- [Written task]
List each line in which the string "competition" appears.

- [Information given]

-- -- --

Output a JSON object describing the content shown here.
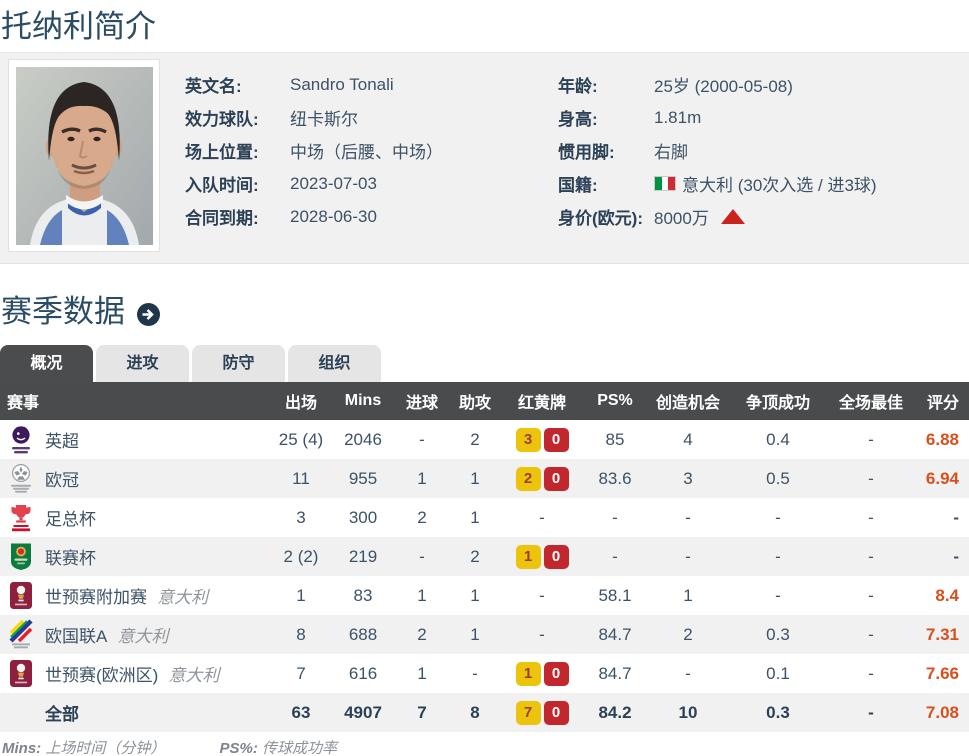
{
  "page": {
    "title": "托纳利简介",
    "section_title": "赛季数据"
  },
  "profile": {
    "left": [
      {
        "key": "english-name",
        "label": "英文名:",
        "value": "Sandro Tonali"
      },
      {
        "key": "club",
        "label": "效力球队:",
        "value": "纽卡斯尔"
      },
      {
        "key": "position",
        "label": "场上位置:",
        "value": "中场（后腰、中场）"
      },
      {
        "key": "join-date",
        "label": "入队时间:",
        "value": "2023-07-03"
      },
      {
        "key": "contract-until",
        "label": "合同到期:",
        "value": "2028-06-30"
      }
    ],
    "right": [
      {
        "key": "age",
        "label": "年龄:",
        "value": "25岁  (2000-05-08)"
      },
      {
        "key": "height",
        "label": "身高:",
        "value": "1.81m"
      },
      {
        "key": "preferred-foot",
        "label": "惯用脚:",
        "value": "右脚"
      },
      {
        "key": "nationality",
        "label": "国籍:",
        "value": "意大利 (30次入选 / 进3球)",
        "flag": "italy"
      },
      {
        "key": "market-value",
        "label": "身价(欧元):",
        "value": "8000万",
        "trend": "up"
      }
    ]
  },
  "tabs": [
    {
      "key": "overview",
      "label": "概况",
      "active": true
    },
    {
      "key": "attack",
      "label": "进攻",
      "active": false
    },
    {
      "key": "defense",
      "label": "防守",
      "active": false
    },
    {
      "key": "organize",
      "label": "组织",
      "active": false
    }
  ],
  "table": {
    "headers": [
      "赛事",
      "出场",
      "Mins",
      "进球",
      "助攻",
      "红黄牌",
      "PS%",
      "创造机会",
      "争顶成功",
      "全场最佳",
      "评分"
    ],
    "rows": [
      {
        "icon": "premier-league",
        "competition": "英超",
        "note": "",
        "apps": "25 (4)",
        "mins": "2046",
        "goals": "-",
        "assists": "2",
        "yellow": "3",
        "red": "0",
        "ps": "85",
        "chances": "4",
        "aerials": "0.4",
        "motm": "-",
        "rating": "6.88",
        "total": false
      },
      {
        "icon": "champions-league",
        "competition": "欧冠",
        "note": "",
        "apps": "11",
        "mins": "955",
        "goals": "1",
        "assists": "1",
        "yellow": "2",
        "red": "0",
        "ps": "83.6",
        "chances": "3",
        "aerials": "0.5",
        "motm": "-",
        "rating": "6.94",
        "total": false
      },
      {
        "icon": "fa-cup",
        "competition": "足总杯",
        "note": "",
        "apps": "3",
        "mins": "300",
        "goals": "2",
        "assists": "1",
        "yellow": null,
        "red": null,
        "ps": "-",
        "chances": "-",
        "aerials": "-",
        "motm": "-",
        "rating": "-",
        "total": false
      },
      {
        "icon": "league-cup",
        "competition": "联赛杯",
        "note": "",
        "apps": "2 (2)",
        "mins": "219",
        "goals": "-",
        "assists": "2",
        "yellow": "1",
        "red": "0",
        "ps": "-",
        "chances": "-",
        "aerials": "-",
        "motm": "-",
        "rating": "-",
        "total": false
      },
      {
        "icon": "wc-qualifiers",
        "competition": "世预赛附加赛",
        "note": "意大利",
        "apps": "1",
        "mins": "83",
        "goals": "1",
        "assists": "1",
        "yellow": null,
        "red": null,
        "ps": "58.1",
        "chances": "1",
        "aerials": "-",
        "motm": "-",
        "rating": "8.4",
        "total": false
      },
      {
        "icon": "nations-league",
        "competition": "欧国联A",
        "note": "意大利",
        "apps": "8",
        "mins": "688",
        "goals": "2",
        "assists": "1",
        "yellow": null,
        "red": null,
        "ps": "84.7",
        "chances": "2",
        "aerials": "0.3",
        "motm": "-",
        "rating": "7.31",
        "total": false
      },
      {
        "icon": "wc-qualifiers",
        "competition": "世预赛(欧洲区)",
        "note": "意大利",
        "apps": "7",
        "mins": "616",
        "goals": "1",
        "assists": "-",
        "yellow": "1",
        "red": "0",
        "ps": "84.7",
        "chances": "-",
        "aerials": "0.1",
        "motm": "-",
        "rating": "7.66",
        "total": false
      },
      {
        "icon": "none",
        "competition": "全部",
        "note": "",
        "apps": "63",
        "mins": "4907",
        "goals": "7",
        "assists": "8",
        "yellow": "7",
        "red": "0",
        "ps": "84.2",
        "chances": "10",
        "aerials": "0.3",
        "motm": "-",
        "rating": "7.08",
        "total": true
      }
    ]
  },
  "footnote": {
    "mins_label": "Mins:",
    "mins_text": "上场时间（分钟）",
    "ps_label": "PS%:",
    "ps_text": "传球成功率"
  },
  "colors": {
    "rating": "#d8501e",
    "yellow_card": "#edc40c",
    "red_card": "#c2272d",
    "header_bg": "#4a4b4d",
    "title": "#2b4c66"
  }
}
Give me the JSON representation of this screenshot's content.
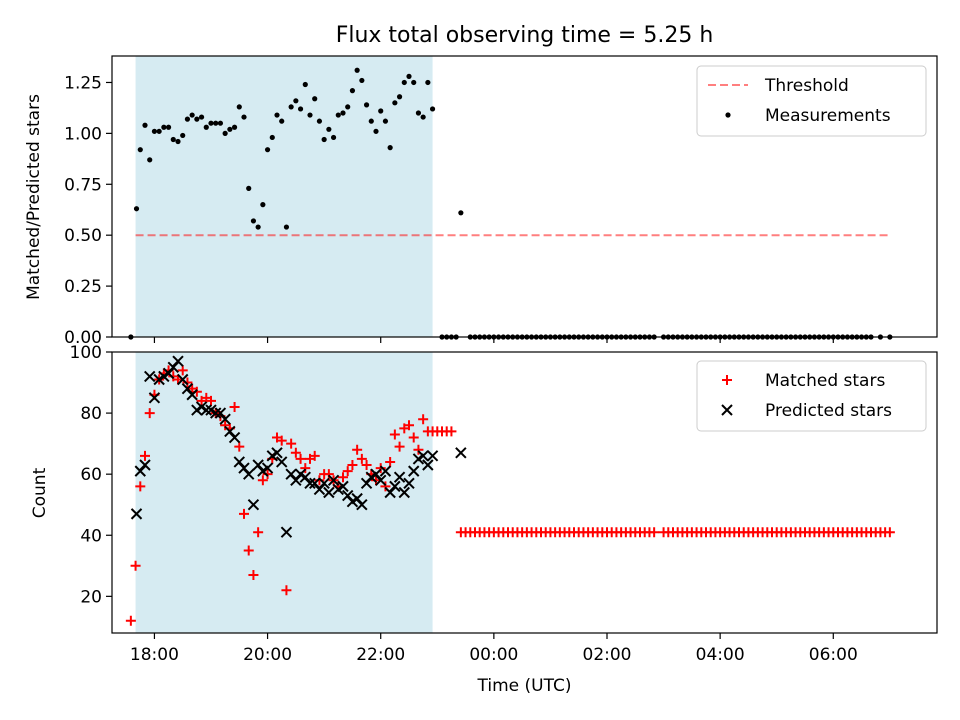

-- -- --

- [Answer to the task]
        "competition": "英超",
        "competition": "欧冠",
        "competition": "足总杯",
        "competition": "联赛杯",
        "competition": "世预赛附加赛",
        "competition": "欧国联A",
        "competition": "世预赛(欧洲区)",
        "competition": "全部",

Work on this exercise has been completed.